Records supplied:
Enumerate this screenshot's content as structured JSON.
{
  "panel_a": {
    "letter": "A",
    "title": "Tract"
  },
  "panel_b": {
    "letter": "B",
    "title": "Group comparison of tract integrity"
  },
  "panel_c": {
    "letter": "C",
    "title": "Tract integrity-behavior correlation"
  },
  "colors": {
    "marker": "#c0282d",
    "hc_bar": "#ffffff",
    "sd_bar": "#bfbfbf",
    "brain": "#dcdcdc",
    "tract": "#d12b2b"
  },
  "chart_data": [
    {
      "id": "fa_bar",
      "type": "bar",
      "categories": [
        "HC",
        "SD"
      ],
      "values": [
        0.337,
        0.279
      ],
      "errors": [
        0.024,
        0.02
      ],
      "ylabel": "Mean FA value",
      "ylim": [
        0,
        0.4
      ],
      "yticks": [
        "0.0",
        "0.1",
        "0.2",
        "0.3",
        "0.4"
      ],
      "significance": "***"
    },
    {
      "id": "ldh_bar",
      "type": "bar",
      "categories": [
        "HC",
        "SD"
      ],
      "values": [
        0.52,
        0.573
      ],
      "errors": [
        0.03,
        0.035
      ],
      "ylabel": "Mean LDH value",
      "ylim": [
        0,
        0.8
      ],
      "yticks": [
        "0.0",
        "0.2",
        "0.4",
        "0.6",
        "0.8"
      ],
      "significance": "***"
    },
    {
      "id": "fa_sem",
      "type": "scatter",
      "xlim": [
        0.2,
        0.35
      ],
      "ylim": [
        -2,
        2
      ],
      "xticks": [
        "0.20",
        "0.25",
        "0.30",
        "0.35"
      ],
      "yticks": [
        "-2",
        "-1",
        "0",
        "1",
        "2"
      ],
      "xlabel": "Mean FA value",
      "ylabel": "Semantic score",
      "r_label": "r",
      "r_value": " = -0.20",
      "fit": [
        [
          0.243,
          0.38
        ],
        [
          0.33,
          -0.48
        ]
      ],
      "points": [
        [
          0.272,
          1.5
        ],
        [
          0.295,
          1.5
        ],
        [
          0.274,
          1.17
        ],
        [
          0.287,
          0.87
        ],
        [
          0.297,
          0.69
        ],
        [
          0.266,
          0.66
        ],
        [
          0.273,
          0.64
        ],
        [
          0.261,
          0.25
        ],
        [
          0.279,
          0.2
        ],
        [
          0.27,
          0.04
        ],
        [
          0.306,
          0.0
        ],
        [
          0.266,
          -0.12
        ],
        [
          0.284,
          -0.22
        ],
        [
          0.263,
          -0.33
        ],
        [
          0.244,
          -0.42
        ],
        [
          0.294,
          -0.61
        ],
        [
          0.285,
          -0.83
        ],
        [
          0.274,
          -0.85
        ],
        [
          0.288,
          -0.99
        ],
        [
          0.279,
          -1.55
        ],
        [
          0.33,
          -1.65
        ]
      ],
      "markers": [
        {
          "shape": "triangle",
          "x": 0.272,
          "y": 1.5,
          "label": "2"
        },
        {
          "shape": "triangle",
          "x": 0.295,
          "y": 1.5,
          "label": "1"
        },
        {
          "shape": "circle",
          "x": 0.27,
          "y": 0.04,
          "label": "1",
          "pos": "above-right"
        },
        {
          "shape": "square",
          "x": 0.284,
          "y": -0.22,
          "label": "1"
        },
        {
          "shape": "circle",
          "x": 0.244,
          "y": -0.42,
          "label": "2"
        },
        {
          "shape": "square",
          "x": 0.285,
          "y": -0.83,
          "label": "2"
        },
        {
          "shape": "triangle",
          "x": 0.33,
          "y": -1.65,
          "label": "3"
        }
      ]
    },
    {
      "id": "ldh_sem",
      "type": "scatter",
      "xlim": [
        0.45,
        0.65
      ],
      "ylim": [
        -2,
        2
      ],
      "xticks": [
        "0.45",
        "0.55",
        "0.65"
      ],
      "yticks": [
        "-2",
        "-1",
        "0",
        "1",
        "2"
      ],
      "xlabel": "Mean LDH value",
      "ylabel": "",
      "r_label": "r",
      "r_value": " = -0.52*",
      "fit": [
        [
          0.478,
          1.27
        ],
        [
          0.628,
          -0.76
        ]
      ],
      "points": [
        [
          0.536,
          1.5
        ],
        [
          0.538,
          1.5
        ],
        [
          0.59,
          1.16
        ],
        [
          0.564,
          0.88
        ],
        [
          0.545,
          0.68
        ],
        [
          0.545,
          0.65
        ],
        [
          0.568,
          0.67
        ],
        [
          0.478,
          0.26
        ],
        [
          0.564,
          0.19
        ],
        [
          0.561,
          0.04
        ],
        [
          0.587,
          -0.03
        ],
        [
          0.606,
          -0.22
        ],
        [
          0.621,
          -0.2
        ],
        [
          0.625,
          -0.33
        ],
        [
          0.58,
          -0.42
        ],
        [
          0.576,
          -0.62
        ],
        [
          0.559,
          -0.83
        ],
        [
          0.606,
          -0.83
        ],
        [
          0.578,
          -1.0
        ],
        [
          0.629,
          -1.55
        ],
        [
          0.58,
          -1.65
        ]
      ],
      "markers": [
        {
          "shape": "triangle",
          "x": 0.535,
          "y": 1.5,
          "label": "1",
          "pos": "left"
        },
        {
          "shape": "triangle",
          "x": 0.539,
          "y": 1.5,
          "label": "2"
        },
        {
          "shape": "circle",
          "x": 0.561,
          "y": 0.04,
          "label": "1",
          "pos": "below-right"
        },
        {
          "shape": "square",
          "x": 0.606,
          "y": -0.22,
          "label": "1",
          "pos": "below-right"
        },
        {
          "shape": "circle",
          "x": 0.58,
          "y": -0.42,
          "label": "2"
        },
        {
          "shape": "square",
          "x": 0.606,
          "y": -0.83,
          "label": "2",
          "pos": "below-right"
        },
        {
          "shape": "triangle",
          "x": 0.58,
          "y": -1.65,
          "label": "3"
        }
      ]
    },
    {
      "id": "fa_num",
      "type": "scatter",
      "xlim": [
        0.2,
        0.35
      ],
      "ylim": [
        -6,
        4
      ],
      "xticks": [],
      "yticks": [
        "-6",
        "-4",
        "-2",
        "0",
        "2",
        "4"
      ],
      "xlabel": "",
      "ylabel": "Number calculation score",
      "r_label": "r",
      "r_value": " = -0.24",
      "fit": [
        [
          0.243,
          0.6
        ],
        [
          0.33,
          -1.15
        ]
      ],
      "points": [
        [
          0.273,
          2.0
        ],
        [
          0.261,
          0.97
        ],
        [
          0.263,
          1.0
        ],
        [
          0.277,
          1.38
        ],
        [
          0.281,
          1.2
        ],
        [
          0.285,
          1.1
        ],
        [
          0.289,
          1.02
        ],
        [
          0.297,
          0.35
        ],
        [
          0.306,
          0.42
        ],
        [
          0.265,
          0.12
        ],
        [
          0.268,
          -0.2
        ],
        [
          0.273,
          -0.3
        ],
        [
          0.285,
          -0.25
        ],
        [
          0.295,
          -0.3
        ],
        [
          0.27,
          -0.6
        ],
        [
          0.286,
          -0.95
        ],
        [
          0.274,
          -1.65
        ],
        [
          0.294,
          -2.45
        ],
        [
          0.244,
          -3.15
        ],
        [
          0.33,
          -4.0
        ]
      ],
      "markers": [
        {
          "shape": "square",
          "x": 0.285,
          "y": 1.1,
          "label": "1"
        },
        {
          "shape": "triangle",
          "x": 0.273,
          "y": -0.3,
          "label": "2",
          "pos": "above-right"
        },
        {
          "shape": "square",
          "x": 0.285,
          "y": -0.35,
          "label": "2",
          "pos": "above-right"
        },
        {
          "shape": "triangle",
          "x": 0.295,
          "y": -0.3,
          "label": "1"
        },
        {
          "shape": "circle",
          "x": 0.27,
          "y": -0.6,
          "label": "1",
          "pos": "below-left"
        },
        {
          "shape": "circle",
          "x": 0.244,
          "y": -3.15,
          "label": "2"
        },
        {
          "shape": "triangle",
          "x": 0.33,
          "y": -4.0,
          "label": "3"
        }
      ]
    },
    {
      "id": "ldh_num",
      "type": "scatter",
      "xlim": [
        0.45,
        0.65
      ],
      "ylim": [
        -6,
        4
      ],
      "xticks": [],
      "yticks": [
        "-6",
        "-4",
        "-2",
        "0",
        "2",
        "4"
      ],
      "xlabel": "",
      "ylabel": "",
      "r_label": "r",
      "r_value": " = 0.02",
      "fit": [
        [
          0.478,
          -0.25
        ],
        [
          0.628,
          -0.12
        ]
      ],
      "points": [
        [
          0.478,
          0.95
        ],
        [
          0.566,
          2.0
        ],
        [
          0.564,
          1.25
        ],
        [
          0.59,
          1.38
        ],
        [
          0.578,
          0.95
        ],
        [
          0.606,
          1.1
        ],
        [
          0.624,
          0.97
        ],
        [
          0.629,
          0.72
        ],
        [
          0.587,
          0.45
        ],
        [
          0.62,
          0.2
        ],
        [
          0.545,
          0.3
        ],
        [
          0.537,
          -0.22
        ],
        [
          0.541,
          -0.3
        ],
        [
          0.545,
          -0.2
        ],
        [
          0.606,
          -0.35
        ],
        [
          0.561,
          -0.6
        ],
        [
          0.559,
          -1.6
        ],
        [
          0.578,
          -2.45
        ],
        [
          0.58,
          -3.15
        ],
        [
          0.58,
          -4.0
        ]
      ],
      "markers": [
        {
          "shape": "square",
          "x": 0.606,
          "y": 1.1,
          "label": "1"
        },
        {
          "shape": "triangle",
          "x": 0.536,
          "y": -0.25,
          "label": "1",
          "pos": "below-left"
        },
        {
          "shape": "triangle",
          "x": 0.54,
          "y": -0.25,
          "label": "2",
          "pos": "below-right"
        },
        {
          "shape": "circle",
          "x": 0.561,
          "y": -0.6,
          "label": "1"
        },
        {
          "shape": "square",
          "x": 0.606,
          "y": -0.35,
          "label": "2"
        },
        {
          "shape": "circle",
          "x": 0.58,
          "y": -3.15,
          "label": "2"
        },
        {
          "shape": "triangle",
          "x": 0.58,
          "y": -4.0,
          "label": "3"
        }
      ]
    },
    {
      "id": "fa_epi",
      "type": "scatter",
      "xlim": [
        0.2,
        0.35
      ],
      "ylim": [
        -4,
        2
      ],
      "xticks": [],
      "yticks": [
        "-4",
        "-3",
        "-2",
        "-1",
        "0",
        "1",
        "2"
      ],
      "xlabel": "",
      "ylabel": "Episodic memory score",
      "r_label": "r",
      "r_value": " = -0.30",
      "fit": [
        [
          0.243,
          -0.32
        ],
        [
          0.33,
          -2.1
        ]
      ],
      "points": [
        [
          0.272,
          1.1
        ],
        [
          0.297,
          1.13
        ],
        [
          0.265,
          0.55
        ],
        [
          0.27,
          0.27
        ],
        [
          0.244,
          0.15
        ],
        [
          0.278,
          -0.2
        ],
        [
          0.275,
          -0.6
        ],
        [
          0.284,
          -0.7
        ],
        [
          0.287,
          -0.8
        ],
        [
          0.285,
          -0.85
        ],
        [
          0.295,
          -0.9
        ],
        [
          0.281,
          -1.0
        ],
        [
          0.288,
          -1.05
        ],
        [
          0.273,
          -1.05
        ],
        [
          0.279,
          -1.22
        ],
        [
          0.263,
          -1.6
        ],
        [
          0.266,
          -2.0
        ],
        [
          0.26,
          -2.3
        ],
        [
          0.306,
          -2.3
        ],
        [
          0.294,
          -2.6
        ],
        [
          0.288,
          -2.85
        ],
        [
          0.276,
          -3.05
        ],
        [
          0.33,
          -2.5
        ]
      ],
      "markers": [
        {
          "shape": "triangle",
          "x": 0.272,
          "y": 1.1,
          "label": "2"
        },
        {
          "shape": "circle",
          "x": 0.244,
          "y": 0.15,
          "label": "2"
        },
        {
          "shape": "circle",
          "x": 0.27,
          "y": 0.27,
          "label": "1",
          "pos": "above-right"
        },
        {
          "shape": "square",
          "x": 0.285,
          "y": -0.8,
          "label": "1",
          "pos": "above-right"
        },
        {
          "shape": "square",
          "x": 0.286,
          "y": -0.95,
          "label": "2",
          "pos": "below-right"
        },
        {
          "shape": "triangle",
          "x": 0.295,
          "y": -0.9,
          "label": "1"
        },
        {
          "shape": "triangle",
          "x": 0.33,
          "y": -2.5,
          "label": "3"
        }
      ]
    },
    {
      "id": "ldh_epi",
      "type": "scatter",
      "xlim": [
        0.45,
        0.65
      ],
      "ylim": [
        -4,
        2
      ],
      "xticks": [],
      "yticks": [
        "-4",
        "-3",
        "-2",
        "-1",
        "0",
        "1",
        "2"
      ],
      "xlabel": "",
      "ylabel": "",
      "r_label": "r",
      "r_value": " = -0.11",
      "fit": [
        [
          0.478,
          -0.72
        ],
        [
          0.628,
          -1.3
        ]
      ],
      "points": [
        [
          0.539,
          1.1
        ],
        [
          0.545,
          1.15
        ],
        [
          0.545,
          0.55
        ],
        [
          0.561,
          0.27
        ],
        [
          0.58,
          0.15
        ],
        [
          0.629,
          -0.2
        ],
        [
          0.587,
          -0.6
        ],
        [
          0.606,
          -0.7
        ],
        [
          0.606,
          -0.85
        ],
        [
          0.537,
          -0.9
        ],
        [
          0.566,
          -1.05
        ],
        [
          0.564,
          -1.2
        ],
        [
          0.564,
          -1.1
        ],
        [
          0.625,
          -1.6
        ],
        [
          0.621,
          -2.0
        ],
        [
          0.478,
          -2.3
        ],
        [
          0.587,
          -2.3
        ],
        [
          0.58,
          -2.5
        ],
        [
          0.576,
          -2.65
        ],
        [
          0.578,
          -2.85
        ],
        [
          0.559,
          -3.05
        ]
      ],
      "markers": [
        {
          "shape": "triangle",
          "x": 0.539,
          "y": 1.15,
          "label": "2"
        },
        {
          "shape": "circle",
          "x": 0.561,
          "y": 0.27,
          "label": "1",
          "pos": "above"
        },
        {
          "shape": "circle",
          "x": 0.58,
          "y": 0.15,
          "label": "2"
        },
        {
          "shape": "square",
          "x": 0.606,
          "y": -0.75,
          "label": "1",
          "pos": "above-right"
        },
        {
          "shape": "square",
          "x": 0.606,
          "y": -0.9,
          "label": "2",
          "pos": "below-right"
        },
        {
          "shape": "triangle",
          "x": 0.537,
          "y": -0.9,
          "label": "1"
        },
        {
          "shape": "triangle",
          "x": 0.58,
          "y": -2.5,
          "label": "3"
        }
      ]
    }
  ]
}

Set problem: In the entries above, find every line with the word "ylabel" and list it.

Expected answer:
      "ylabel": "Mean FA value",
      "ylabel": "Mean LDH value",
      "ylabel": "Semantic score",
      "ylabel": "",
      "ylabel": "Number calculation score",
      "ylabel": "",
      "ylabel": "Episodic memory score",
      "ylabel": "",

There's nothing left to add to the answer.